>> begin Data

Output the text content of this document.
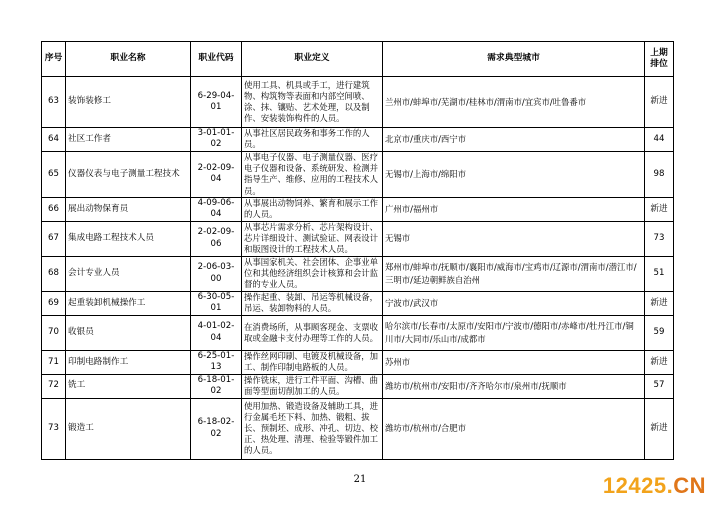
序号	职业名称	职业代码	职业定义	需求典型城市	上期排位
63	装饰装修工	6-29-04-01	使用工具、机具或手工，进行建筑物、构筑物等表面和内部空间喷、涂、抹、镶贴、艺术处理，以及制作、安装装饰构件的人员。	兰州市/蚌埠市/芜湖市/桂林市/渭南市/宜宾市/吐鲁番市	新进
64	社区工作者	3-01-01-02	从事社区居民政务和事务工作的人员。	北京市/重庆市/西宁市	44
65	仪器仪表与电子测量工程技术	2-02-09-04	从事电子仪器、电子测量仪器、医疗电子仪器和设备、系统研发、检测并指导生产、维修、应用的工程技术人员。	无锡市/上海市/绵阳市	98
66	展出动物保育员	4-09-06-04	从事展出动物饲养、繁育和展示工作的人员。	广州市/福州市	新进
67	集成电路工程技术人员	2-02-09-06	从事芯片需求分析、芯片架构设计、芯片详细设计、测试验证、网表设计和版图设计的工程技术人员。	无锡市	73
68	会计专业人员	2-06-03-00	从事国家机关、社会团体、企事业单位和其他经济组织会计核算和会计监督的专业人员。	郑州市/蚌埠市/抚顺市/襄阳市/威海市/宝鸡市/辽源市/渭南市/潜江市/三明市/延边朝鲜族自治州	51
69	起重装卸机械操作工	6-30-05-01	操作起重、装卸、吊运等机械设备，吊运、装卸物料的人员。	宁波市/武汉市	新进
70	收银员	4-01-02-04	在消费场所，从事顾客现金、支票收取或金融卡支付办理等工作的人员。	哈尔滨市/长春市/太原市/安阳市/宁波市/德阳市/赤峰市/牡丹江市/铜川市/大同市/乐山市/成都市	59
71	印制电路制作工	6-25-01-13	操作丝网印刷、电镀及机械设备，加工、制作印制电路板的人员。	苏州市	新进
72	铣工	6-18-01-02	操作铣床，进行工件平面、沟槽、曲面等型面切削加工的人员。	潍坊市/杭州市/安阳市/齐齐哈尔市/泉州市/抚顺市	57
73	锻造工	6-18-02-02	使用加热、锻造设备及辅助工具，进行金属毛坯下料、加热、锻粗、拔长、预制坯、成形、冲孔、切边、校正、热处理、清理、检验等锻件加工的人员。	潍坊市/杭州市/合肥市	新进
21	12425.CN
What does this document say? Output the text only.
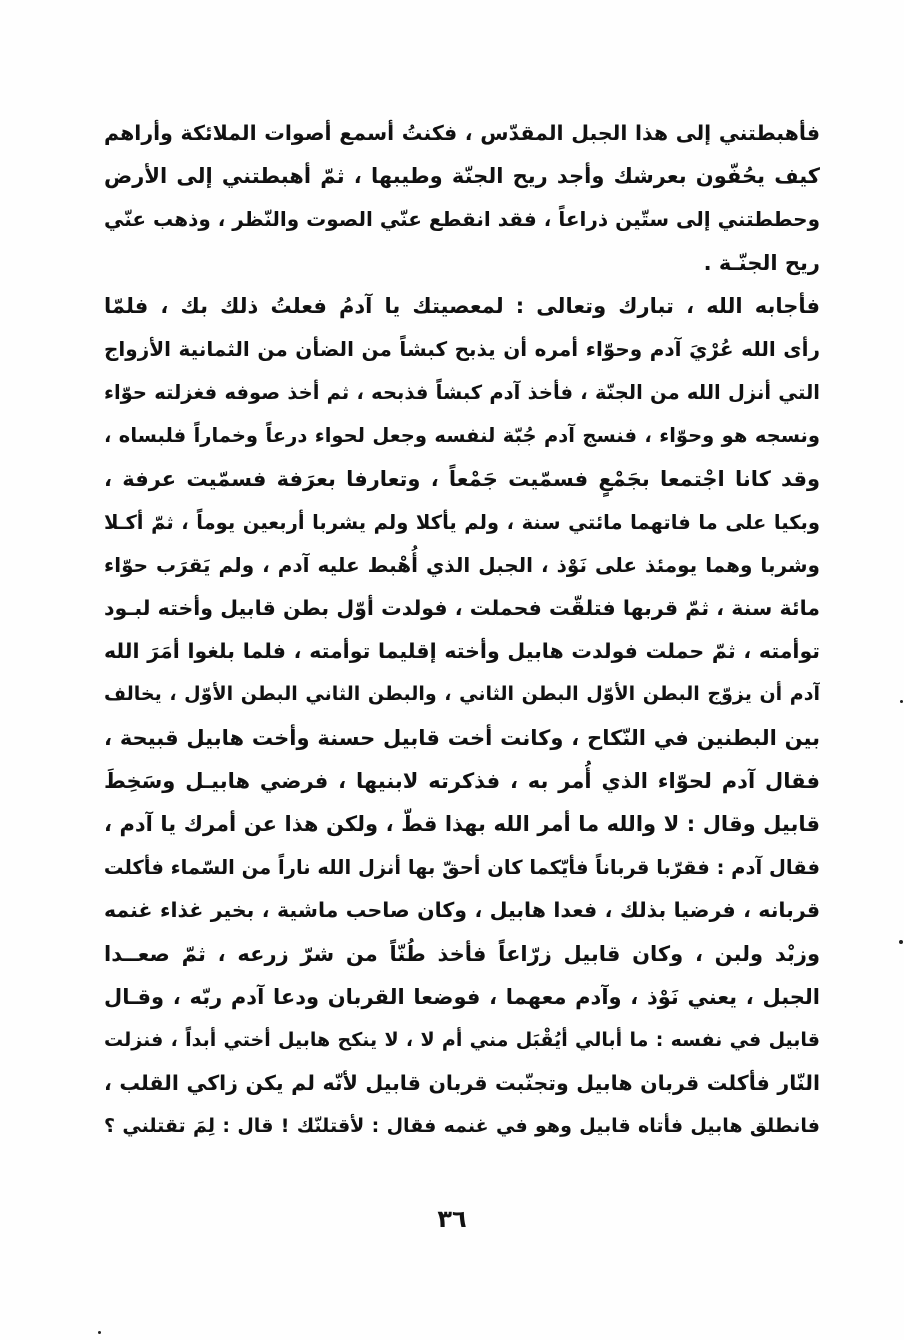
فأهبطتني إلى هذا الجبل المقدّس ، فكنتُ أسمع أصوات الملائكة وأراهم
كيف يحُفّون بعرشك وأجد ريح الجنّة وطيبها ، ثمّ أهبطتني إلى الأرض
وحططتني إلى ستّين ذراعاً ، فقد انقطع عنّي الصوت والنّظر ، وذهب عنّي
ريح الجنّـة .
فأجابه الله ، تبارك وتعالى : لمعصيتك يا آدمُ فعلتُ ذلك بك ، فلمّا
رأى الله عُرْيَ آدم وحوّاء أمره أن يذبح كبشاً من الضأن من الثمانية الأزواج
التي أنزل الله من الجنّة ، فأخذ آدم كبشاً فذبحه ، ثم أخذ صوفه فغزلته حوّاء
ونسجه هو وحوّاء ، فنسج آدم جُبّة لنفسه وجعل لحواء درعاً وخماراً فلبساه ،
وقد كانا اجْتمعا بجَمْعٍ فسمّيت جَمْعاً ، وتعارفا بعرَفة فسمّيت عرفة ،
وبكيا على ما فاتهما مائتي سنة ، ولم يأكلا ولم يشربا أربعين يوماً ، ثمّ أكـلا
وشربا وهما يومئذ على نَوْذ ، الجبل الذي أُهْبط عليه آدم ، ولم يَقرَب حوّاء
مائة سنة ، ثمّ قربها فتلقّت فحملت ، فولدت أوّل بطن قابيل وأخته لبـود
توأمته ، ثمّ حملت فولدت هابيل وأخته إقليما توأمته ، فلما بلغوا أمَرَ الله
آدم أن يزوّج البطن الأوّل البطن الثاني ، والبطن الثاني البطن الأوّل ، يخالف
بين البطنين في النّكاح ، وكانت أخت قابيل حسنة وأخت هابيل قبيحة ،
فقال آدم لحوّاء الذي أُمر به ، فذكرته لابنيها ، فرضي هابيـل وسَخِطَ
قابيل وقال : لا والله ما أمر الله بهذا قطّ ، ولكن هذا عن أمرك يا آدم ،
فقال آدم : فقرّبا قرباناً فأيّكما كان أحقّ بها أنزل الله ناراً من السّماء فأكلت
قربانه ، فرضيا بذلك ، فعدا هابيل ، وكان صاحب ماشية ، بخير غذاء غنمه
وزبْد ولبن ، وكان قابيل زرّاعاً فأخذ طُنّاً من شرّ زرعه ، ثمّ صعــدا
الجبل ، يعني نَوْذ ، وآدم معهما ، فوضعا القربان ودعا آدم ربّه ، وقـال
قابيل في نفسه : ما أبالي أيُقْبَل مني أم لا ، لا ينكح هابيل أختي أبداً ، فنزلت
النّار فأكلت قربان هابيل وتجنّبت قربان قابيل لأنّه لم يكن زاكي القلب ،
فانطلق هابيل فأتاه قابيل وهو في غنمه فقال : لأقتلنّك ! قال : لِمَ تقتلني ؟
٣٦
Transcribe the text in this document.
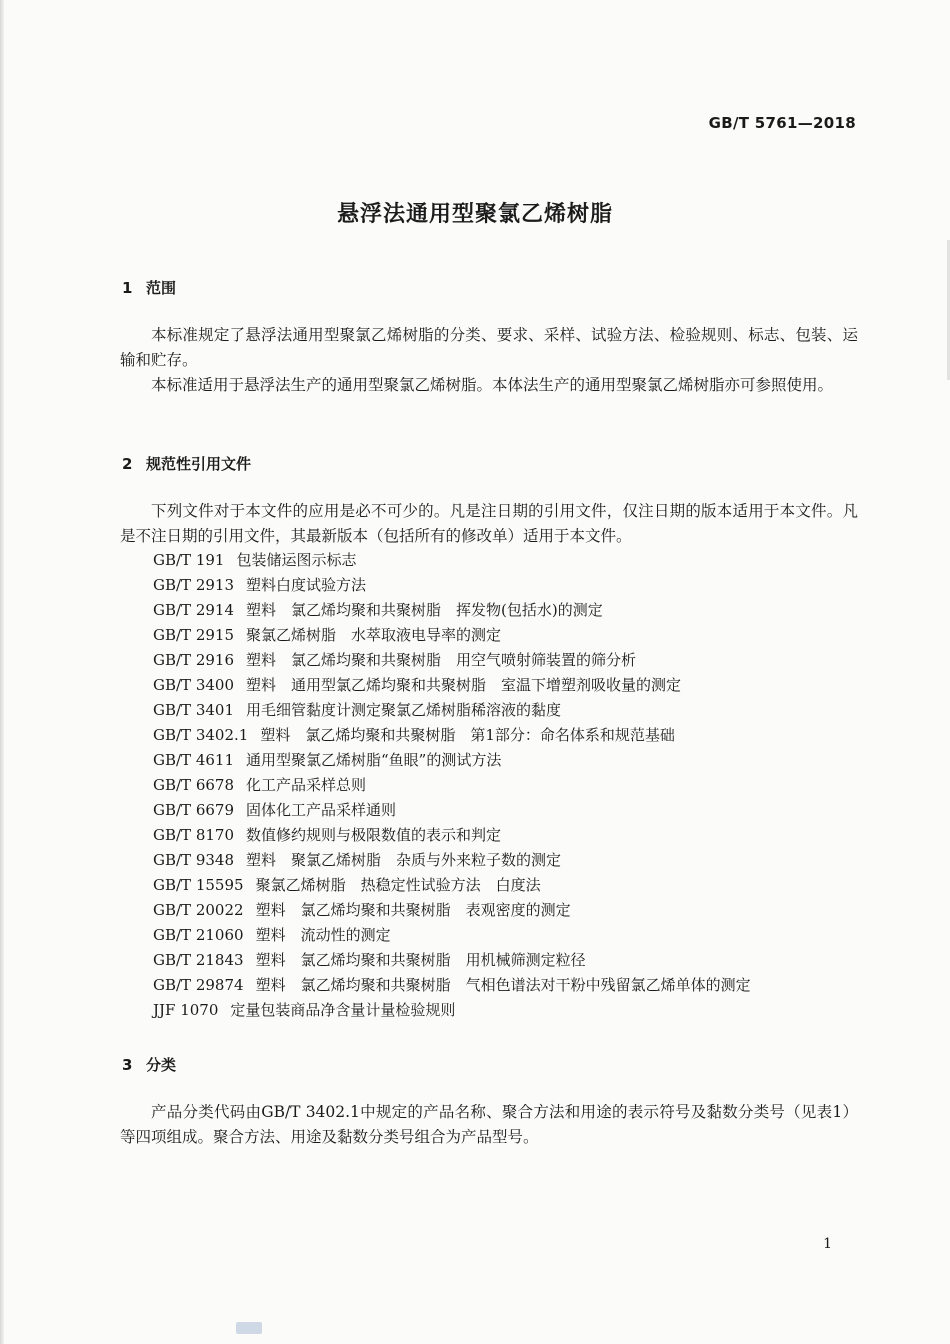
GB/T 5761—2018
悬浮法通用型聚氯乙烯树脂
1 范围
本标准规定了悬浮法通用型聚氯乙烯树脂的分类、要求、采样、试验方法、检验规则、标志、包装、运输和贮存。
本标准适用于悬浮法生产的通用型聚氯乙烯树脂。本体法生产的通用型聚氯乙烯树脂亦可参照使用。
2 规范性引用文件
下列文件对于本文件的应用是必不可少的。凡是注日期的引用文件，仅注日期的版本适用于本文件。凡是不注日期的引用文件，其最新版本（包括所有的修改单）适用于本文件。
GB/T 191 包装储运图示标志
GB/T 2913 塑料白度试验方法
GB/T 2914 塑料　氯乙烯均聚和共聚树脂　挥发物(包括水)的测定
GB/T 2915 聚氯乙烯树脂　水萃取液电导率的测定
GB/T 2916 塑料　氯乙烯均聚和共聚树脂　用空气喷射筛装置的筛分析
GB/T 3400 塑料　通用型氯乙烯均聚和共聚树脂　室温下增塑剂吸收量的测定
GB/T 3401 用毛细管黏度计测定聚氯乙烯树脂稀溶液的黏度
GB/T 3402.1 塑料　氯乙烯均聚和共聚树脂　第1部分：命名体系和规范基础
GB/T 4611 通用型聚氯乙烯树脂“鱼眼”的测试方法
GB/T 6678 化工产品采样总则
GB/T 6679 固体化工产品采样通则
GB/T 8170 数值修约规则与极限数值的表示和判定
GB/T 9348 塑料　聚氯乙烯树脂　杂质与外来粒子数的测定
GB/T 15595 聚氯乙烯树脂　热稳定性试验方法　白度法
GB/T 20022 塑料　氯乙烯均聚和共聚树脂　表观密度的测定
GB/T 21060 塑料　流动性的测定
GB/T 21843 塑料　氯乙烯均聚和共聚树脂　用机械筛测定粒径
GB/T 29874 塑料　氯乙烯均聚和共聚树脂　气相色谱法对干粉中残留氯乙烯单体的测定
JJF 1070 定量包装商品净含量计量检验规则
3 分类
产品分类代码由GB/T 3402.1中规定的产品名称、聚合方法和用途的表示符号及黏数分类号（见表1）等四项组成。聚合方法、用途及黏数分类号组合为产品型号。
1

>> end Data

- [Objective]:
Out of the material above, gather each line where "الله" appears.

- [Completed task]:
فأجابه الله ، تبارك وتعالى : لمعصيتك يا آدمُ فعلتُ ذلك بك ، فلمّا
رأى الله عُرْيَ آدم وحوّاء أمره أن يذبح كبشاً من الضأن من الثمانية الأزواج
التي أنزل الله من الجنّة ، فأخذ آدم كبشاً فذبحه ، ثم أخذ صوفه فغزلته حوّاء
توأمته ، ثمّ حملت فولدت هابيل وأخته إقليما توأمته ، فلما بلغوا أمَرَ الله
قابيل وقال : لا والله ما أمر الله بهذا قطّ ، ولكن هذا عن أمرك يا آدم ،
فقال آدم : فقرّبا قرباناً فأيّكما كان أحقّ بها أنزل الله ناراً من السّماء فأكلت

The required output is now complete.